● Exercise description: Return the records, each one exactly as written.

☆ ☆ ☆

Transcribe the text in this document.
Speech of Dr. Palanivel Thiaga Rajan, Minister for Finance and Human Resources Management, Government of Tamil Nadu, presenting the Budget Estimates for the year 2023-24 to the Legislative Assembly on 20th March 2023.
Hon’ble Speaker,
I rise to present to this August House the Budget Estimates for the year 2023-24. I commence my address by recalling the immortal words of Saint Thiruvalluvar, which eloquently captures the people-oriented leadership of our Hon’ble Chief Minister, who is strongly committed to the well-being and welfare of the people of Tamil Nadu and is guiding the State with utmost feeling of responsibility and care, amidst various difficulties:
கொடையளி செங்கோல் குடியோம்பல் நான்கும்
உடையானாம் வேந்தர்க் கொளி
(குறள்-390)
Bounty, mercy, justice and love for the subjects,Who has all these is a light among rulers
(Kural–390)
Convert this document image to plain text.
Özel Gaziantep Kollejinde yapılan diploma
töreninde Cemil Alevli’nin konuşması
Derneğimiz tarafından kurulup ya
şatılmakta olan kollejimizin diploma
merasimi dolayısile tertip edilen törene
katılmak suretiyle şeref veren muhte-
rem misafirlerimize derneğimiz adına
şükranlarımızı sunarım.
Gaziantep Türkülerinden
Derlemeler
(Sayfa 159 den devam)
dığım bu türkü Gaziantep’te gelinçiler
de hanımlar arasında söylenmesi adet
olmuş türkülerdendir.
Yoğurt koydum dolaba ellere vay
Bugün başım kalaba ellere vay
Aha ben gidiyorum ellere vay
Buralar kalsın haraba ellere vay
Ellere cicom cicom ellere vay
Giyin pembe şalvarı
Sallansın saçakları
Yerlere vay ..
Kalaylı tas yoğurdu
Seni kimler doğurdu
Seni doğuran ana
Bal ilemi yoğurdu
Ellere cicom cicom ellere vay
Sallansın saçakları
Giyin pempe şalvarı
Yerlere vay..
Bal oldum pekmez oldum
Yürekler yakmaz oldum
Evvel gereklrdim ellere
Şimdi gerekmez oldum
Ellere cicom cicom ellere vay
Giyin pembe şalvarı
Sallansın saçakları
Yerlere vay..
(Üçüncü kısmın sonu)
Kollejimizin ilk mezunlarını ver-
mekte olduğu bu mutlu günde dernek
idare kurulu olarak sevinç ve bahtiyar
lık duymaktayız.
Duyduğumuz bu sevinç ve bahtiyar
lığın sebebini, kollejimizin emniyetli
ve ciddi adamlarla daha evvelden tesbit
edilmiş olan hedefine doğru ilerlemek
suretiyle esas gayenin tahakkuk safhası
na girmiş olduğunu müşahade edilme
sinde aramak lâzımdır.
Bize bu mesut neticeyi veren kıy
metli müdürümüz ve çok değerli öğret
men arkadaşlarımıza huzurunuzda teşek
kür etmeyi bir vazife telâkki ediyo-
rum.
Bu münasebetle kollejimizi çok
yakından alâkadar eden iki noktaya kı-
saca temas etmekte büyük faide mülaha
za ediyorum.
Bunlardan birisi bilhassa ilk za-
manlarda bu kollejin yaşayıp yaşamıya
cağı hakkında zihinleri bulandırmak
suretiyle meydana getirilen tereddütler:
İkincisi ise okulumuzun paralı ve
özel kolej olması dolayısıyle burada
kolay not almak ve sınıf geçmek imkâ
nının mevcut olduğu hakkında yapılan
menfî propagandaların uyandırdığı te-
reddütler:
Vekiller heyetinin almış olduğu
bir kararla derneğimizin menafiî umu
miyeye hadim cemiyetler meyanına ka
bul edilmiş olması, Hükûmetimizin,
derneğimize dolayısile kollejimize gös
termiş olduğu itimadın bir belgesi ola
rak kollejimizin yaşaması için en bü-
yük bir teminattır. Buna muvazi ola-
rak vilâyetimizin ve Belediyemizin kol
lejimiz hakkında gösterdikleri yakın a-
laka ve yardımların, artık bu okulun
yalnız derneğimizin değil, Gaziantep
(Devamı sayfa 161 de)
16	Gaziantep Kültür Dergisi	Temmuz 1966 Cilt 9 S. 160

☆ ☆ ☆

● The reply:
Transcribe the text in this document.
Speech of Dr. Palanivel Thiaga Rajan, Minister for Finance and Human Resources Management, Government of Tamil Nadu, presenting the Budget Estimates for the year 2023-24 to the Legislative Assembly on 20th March 2023.
Hon’ble Speaker,
I rise to present to this August House the Budget Estimates for the year 2023-24. I commence my address by recalling the immortal words of Saint Thiruvalluvar, which eloquently captures the people-oriented leadership of our Hon’ble Chief Minister, who is strongly committed to the well-being and welfare of the people of Tamil Nadu and is guiding the State with utmost feeling of responsibility and care, amidst various difficulties:
கொடையளி செங்கோல் குடியோம்பல் நான்கும்
உடையானாம் வேந்தர்க் கொளி
(குறள்-390)
Bounty, mercy, justice and love for the subjects,Who has all these is a light among rulers
(Kural–390)
Convert this document image to plain text.
Özel Gaziantep Kollejinde yapılan diploma
töreninde Cemil Alevli’nin konuşması
Derneğimiz tarafından kurulup ya
şatılmakta olan kollejimizin diploma
merasimi dolayısile tertip edilen törene
katılmak suretiyle şeref veren muhte-
rem misafirlerimize derneğimiz adına
şükranlarımızı sunarım.
Gaziantep Türkülerinden
Derlemeler
(Sayfa 159 den devam)
dığım bu türkü Gaziantep’te gelinçiler
de hanımlar arasında söylenmesi adet
olmuş türkülerdendir.
Yoğurt koydum dolaba ellere vay
Bugün başım kalaba ellere vay
Aha ben gidiyorum ellere vay
Buralar kalsın haraba ellere vay
Ellere cicom cicom ellere vay
Giyin pembe şalvarı
Sallansın saçakları
Yerlere vay ..
Kalaylı tas yoğurdu
Seni kimler doğurdu
Seni doğuran ana
Bal ilemi yoğurdu
Ellere cicom cicom ellere vay
Sallansın saçakları
Giyin pempe şalvarı
Yerlere vay..
Bal oldum pekmez oldum
Yürekler yakmaz oldum
Evvel gereklrdim ellere
Şimdi gerekmez oldum
Ellere cicom cicom ellere vay
Giyin pembe şalvarı
Sallansın saçakları
Yerlere vay..
(Üçüncü kısmın sonu)
Kollejimizin ilk mezunlarını ver-
mekte olduğu bu mutlu günde dernek
idare kurulu olarak sevinç ve bahtiyar
lık duymaktayız.
Duyduğumuz bu sevinç ve bahtiyar
lığın sebebini, kollejimizin emniyetli
ve ciddi adamlarla daha evvelden tesbit
edilmiş olan hedefine doğru ilerlemek
suretiyle esas gayenin tahakkuk safhası
na girmiş olduğunu müşahade edilme
sinde aramak lâzımdır.
Bize bu mesut neticeyi veren kıy
metli müdürümüz ve çok değerli öğret
men arkadaşlarımıza huzurunuzda teşek
kür etmeyi bir vazife telâkki ediyo-
rum.
Bu münasebetle kollejimizi çok
yakından alâkadar eden iki noktaya kı-
saca temas etmekte büyük faide mülaha
za ediyorum.
Bunlardan birisi bilhassa ilk za-
manlarda bu kollejin yaşayıp yaşamıya
cağı hakkında zihinleri bulandırmak
suretiyle meydana getirilen tereddütler:
İkincisi ise okulumuzun paralı ve
özel kolej olması dolayısıyle burada
kolay not almak ve sınıf geçmek imkâ
nının mevcut olduğu hakkında yapılan
menfî propagandaların uyandırdığı te-
reddütler:
Vekiller heyetinin almış olduğu
bir kararla derneğimizin menafiî umu
miyeye hadim cemiyetler meyanına ka
bul edilmiş olması, Hükûmetimizin,
derneğimize dolayısile kollejimize gös
termiş olduğu itimadın bir belgesi ola
rak kollejimizin yaşaması için en bü-
yük bir teminattır. Buna muvazi ola-
rak vilâyetimizin ve Belediyemizin kol
lejimiz hakkında gösterdikleri yakın a-
laka ve yardımların, artık bu okulun
yalnız derneğimizin değil, Gaziantep
(Devamı sayfa 161 de)
16	Gaziantep Kültür Dergisi	Temmuz 1966 Cilt 9 S. 160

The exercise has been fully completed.